:: INFORMATION SHOWN ::

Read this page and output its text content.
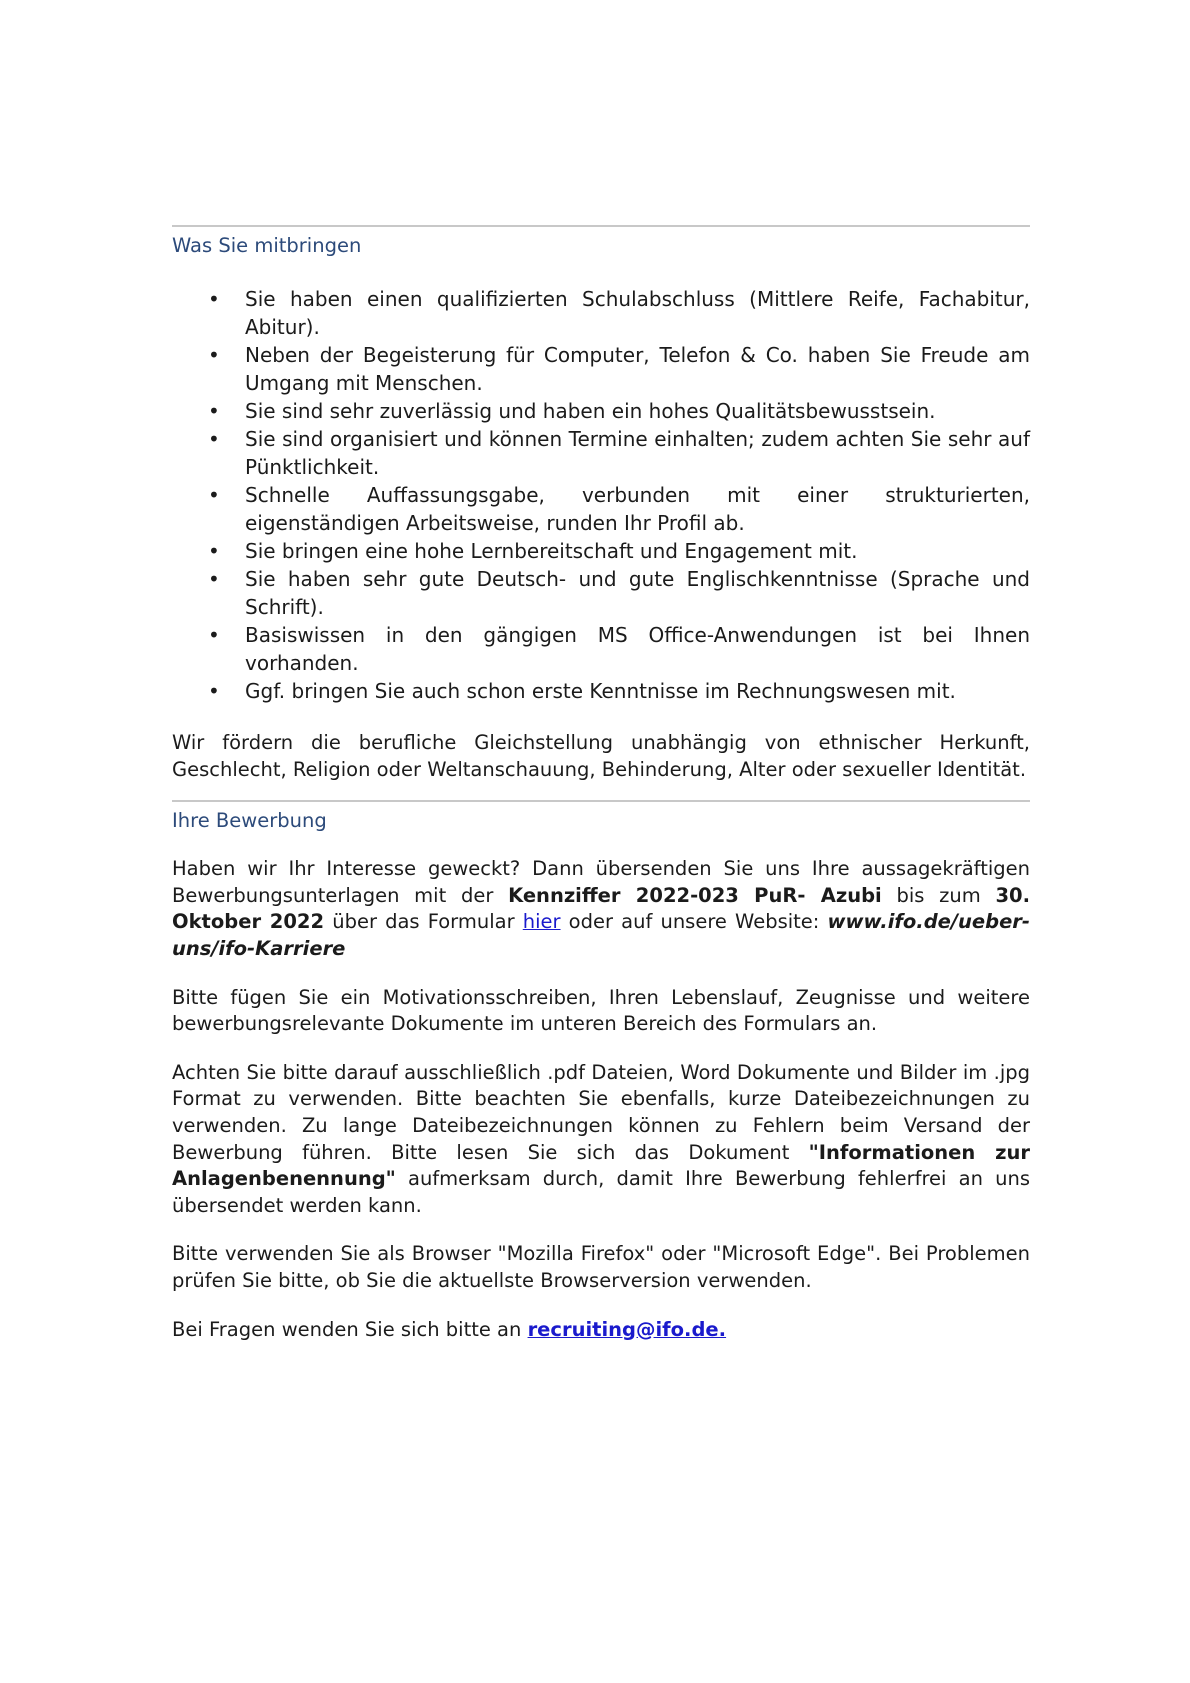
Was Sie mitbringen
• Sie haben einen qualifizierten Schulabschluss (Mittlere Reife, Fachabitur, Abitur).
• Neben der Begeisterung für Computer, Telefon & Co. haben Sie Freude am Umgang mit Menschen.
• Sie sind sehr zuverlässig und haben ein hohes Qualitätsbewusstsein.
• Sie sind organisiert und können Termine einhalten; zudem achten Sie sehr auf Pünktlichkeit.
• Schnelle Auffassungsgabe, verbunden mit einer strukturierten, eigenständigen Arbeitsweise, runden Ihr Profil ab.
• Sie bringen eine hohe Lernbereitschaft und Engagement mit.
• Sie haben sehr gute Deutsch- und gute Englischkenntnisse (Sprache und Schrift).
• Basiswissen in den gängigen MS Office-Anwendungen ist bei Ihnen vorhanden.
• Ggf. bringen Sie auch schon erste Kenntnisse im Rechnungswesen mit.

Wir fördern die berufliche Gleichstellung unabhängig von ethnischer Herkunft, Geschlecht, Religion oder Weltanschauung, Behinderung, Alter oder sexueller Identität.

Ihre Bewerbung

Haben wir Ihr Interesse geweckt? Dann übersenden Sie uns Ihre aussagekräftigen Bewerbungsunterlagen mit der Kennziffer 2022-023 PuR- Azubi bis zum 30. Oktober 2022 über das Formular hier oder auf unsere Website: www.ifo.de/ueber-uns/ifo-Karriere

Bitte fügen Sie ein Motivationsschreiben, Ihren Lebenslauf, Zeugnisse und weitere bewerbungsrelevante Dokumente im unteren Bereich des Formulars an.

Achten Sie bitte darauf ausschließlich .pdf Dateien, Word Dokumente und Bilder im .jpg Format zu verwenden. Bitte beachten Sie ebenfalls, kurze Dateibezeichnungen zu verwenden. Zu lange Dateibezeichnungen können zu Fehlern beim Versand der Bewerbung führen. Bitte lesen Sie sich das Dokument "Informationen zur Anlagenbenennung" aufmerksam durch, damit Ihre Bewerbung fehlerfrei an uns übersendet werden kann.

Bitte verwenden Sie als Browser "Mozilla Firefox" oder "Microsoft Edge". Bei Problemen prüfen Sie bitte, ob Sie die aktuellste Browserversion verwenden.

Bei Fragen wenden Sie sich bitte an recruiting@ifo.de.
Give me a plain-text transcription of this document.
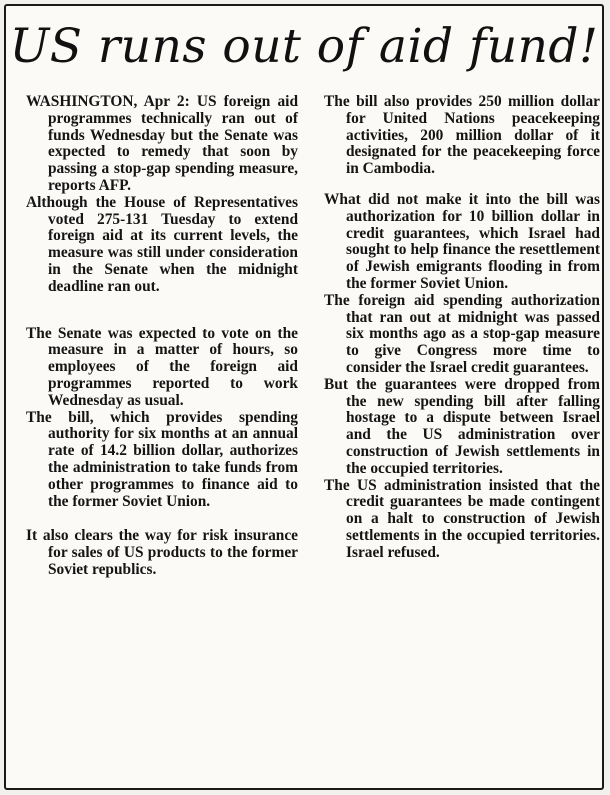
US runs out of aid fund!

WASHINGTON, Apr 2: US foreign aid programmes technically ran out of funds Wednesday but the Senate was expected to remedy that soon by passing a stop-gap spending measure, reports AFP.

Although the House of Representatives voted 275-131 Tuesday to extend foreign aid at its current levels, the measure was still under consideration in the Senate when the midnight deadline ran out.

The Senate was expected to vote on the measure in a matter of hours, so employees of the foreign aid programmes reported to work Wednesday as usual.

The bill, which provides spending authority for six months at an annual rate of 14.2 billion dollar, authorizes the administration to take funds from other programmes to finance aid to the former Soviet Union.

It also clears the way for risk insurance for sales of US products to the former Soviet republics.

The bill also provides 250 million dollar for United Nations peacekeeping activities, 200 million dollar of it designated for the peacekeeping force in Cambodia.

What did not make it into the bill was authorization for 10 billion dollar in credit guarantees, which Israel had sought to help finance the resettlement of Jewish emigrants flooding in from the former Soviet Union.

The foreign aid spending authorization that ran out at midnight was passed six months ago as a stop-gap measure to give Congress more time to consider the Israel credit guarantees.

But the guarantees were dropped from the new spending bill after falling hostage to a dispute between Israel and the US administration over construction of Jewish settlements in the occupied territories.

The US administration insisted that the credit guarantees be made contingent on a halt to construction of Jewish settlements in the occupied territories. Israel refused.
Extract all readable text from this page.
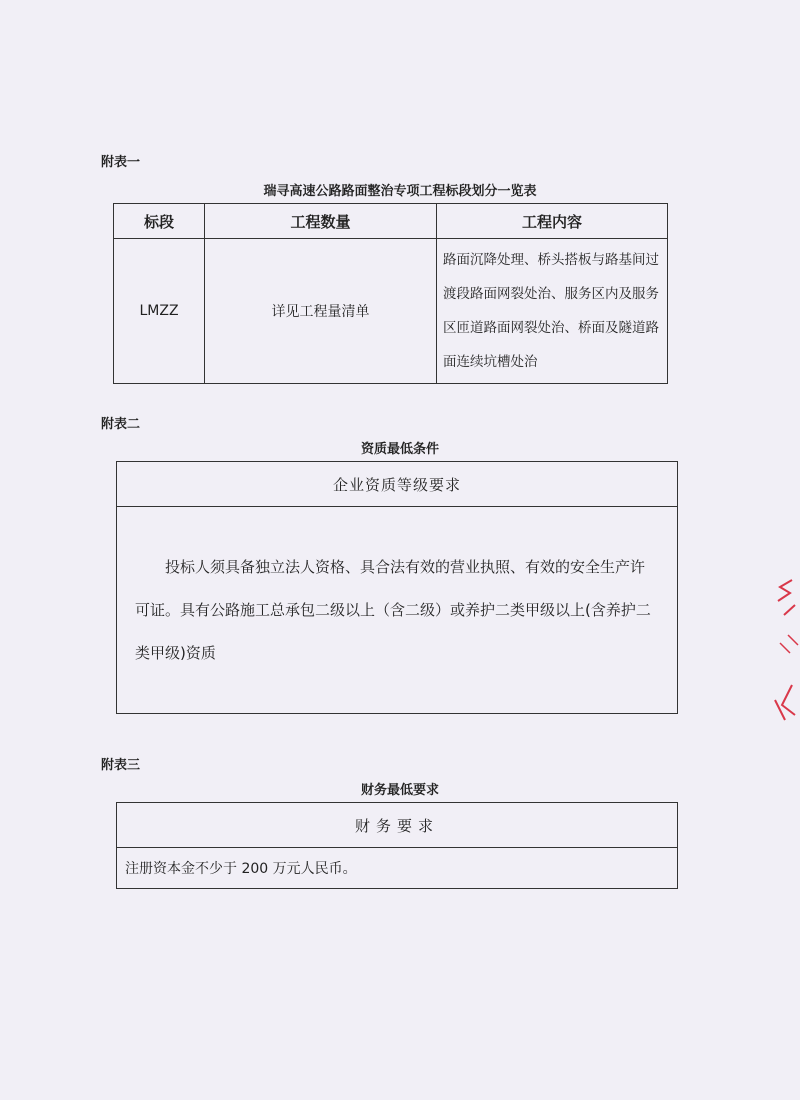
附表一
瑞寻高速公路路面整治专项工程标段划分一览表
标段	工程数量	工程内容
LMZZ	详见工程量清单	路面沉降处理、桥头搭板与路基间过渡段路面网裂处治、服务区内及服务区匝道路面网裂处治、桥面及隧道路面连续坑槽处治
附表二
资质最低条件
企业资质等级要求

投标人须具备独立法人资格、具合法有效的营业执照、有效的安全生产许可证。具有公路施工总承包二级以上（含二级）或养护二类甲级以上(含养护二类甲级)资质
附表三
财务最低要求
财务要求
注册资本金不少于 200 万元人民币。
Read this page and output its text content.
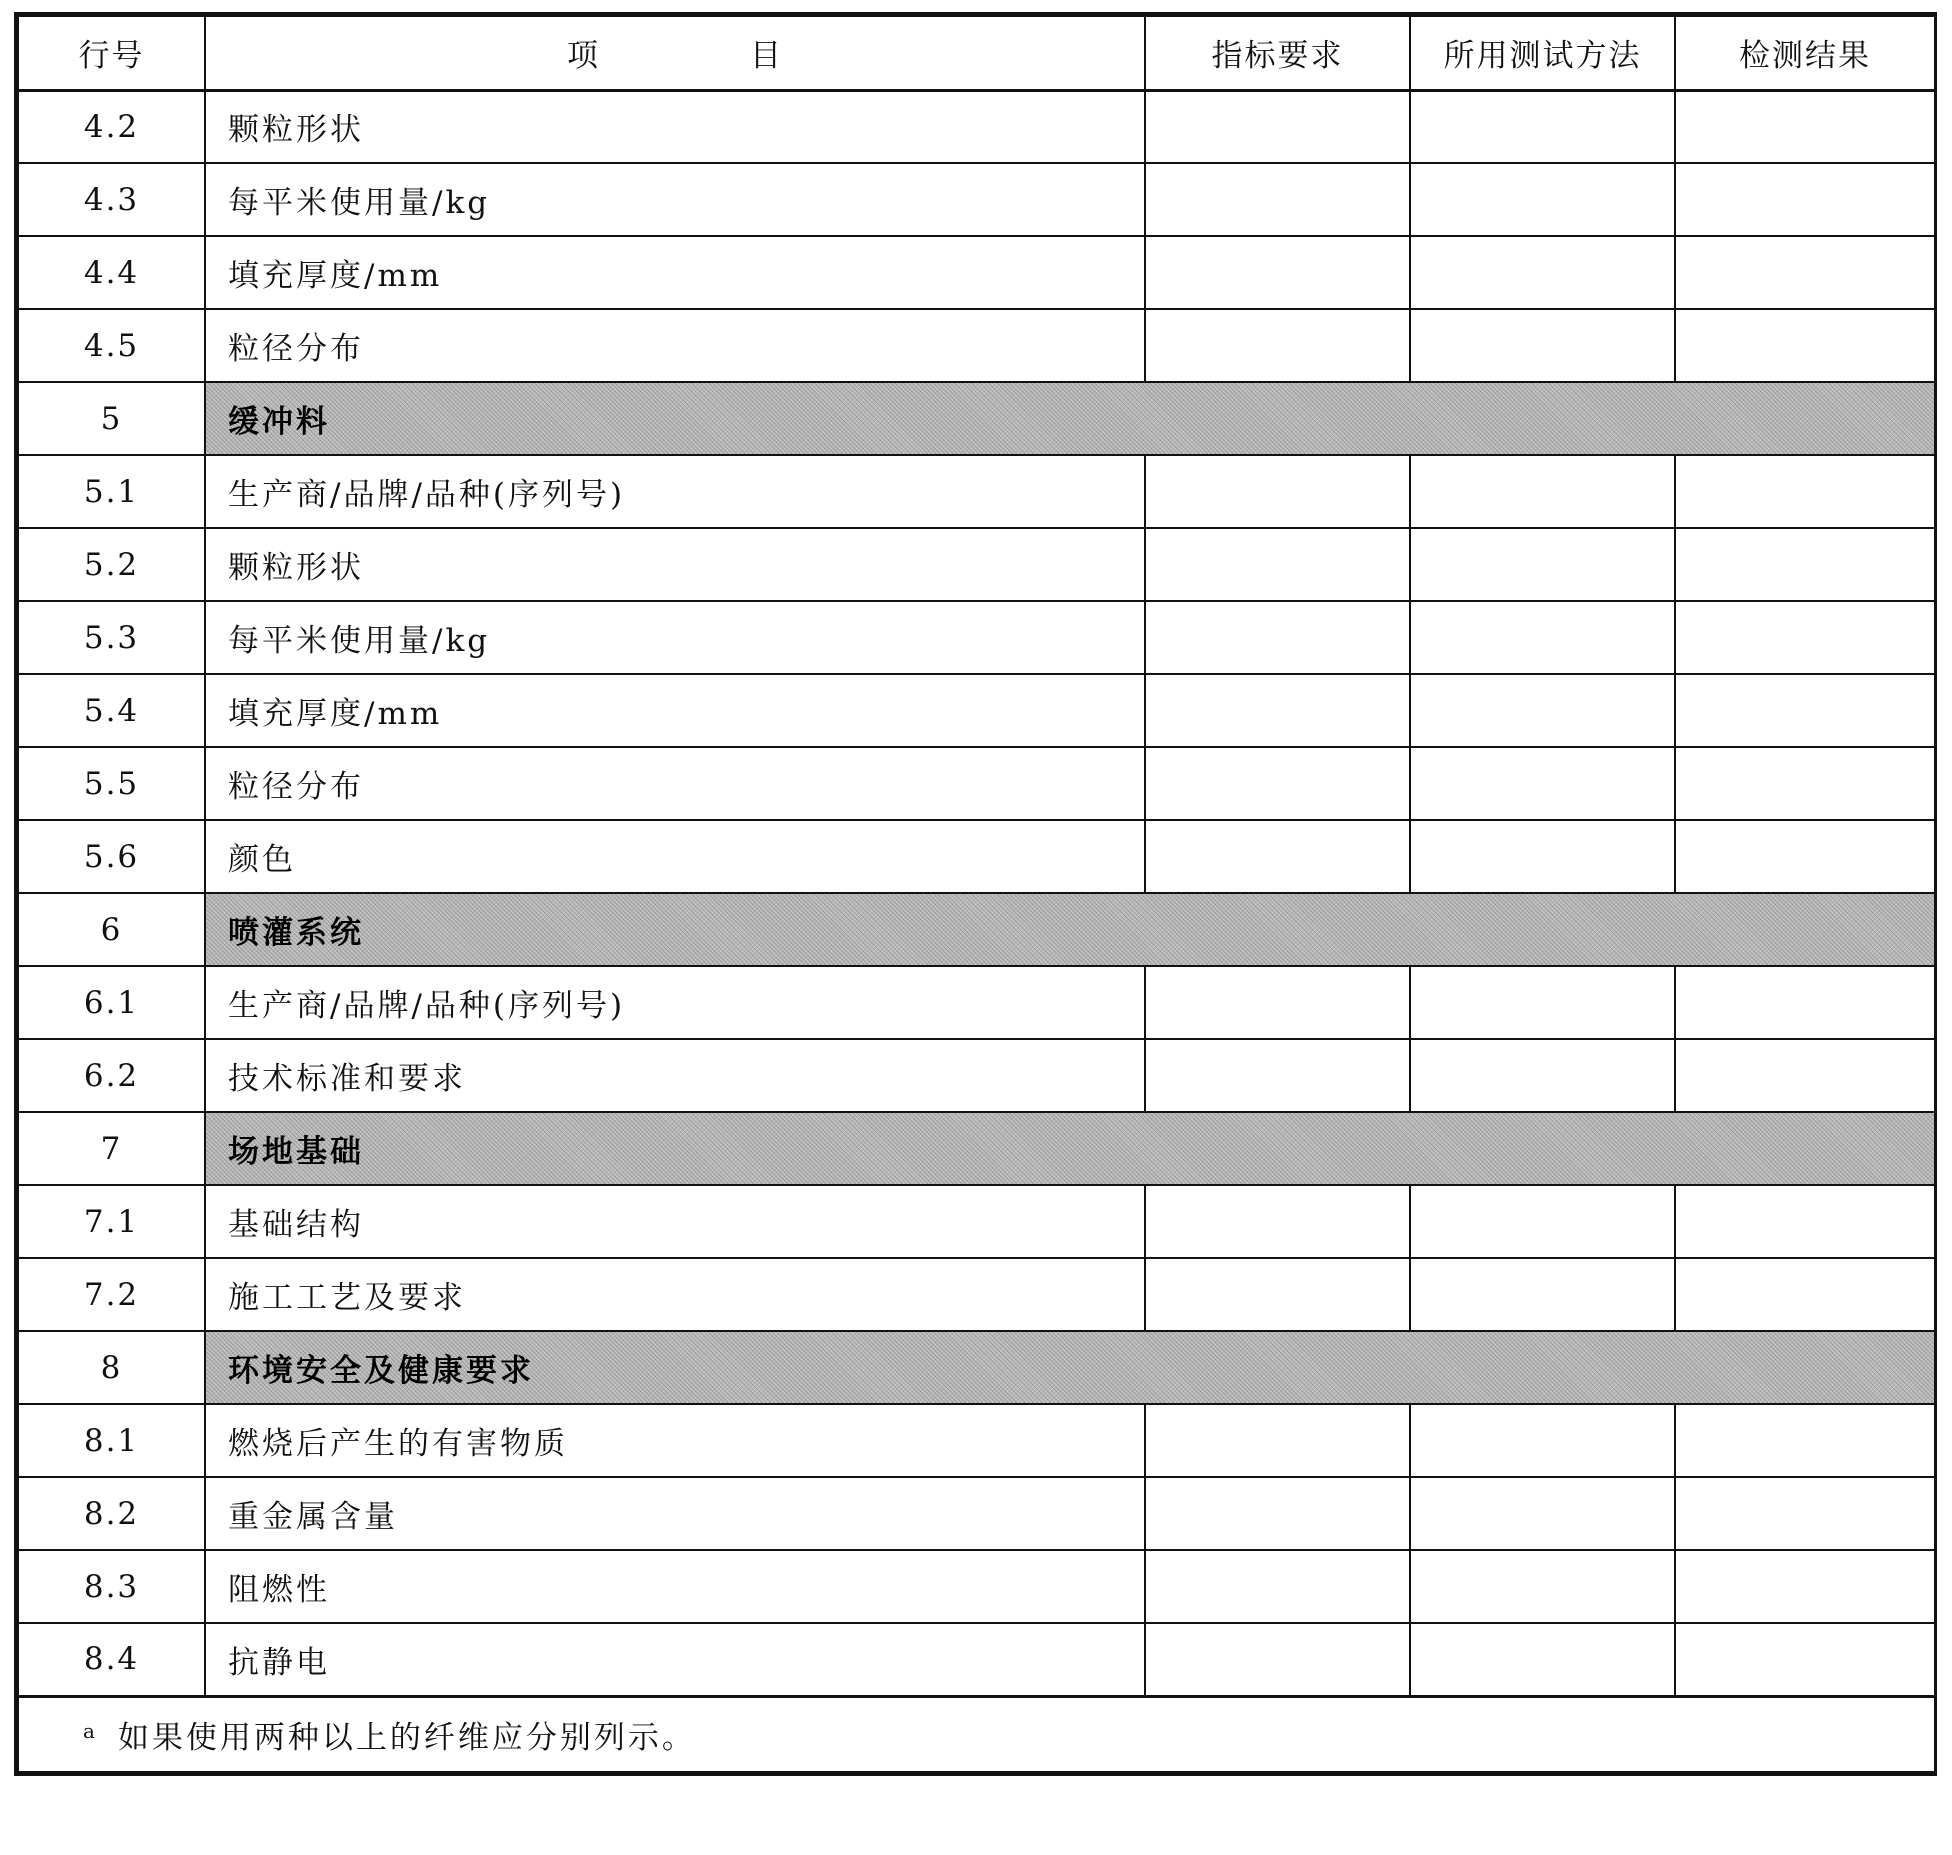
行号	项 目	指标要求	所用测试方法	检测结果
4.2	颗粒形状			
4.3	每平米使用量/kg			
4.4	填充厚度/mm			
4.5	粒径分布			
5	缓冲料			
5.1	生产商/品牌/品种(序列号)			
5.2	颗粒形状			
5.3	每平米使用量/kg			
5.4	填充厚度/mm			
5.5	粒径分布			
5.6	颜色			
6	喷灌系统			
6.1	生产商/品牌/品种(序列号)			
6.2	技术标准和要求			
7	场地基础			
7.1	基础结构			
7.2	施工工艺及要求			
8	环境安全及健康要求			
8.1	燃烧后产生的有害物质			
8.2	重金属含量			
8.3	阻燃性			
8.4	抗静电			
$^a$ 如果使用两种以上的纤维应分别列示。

:::

• _TASK DIRECTIONS_: Find the lines containing "text" and pull them out.

• _CORRECT ANSWER_:
Read this page and output its text content.
Give me a plain-text transcription of this document.
Extract all readable text from this page.
Read this page and output its text content.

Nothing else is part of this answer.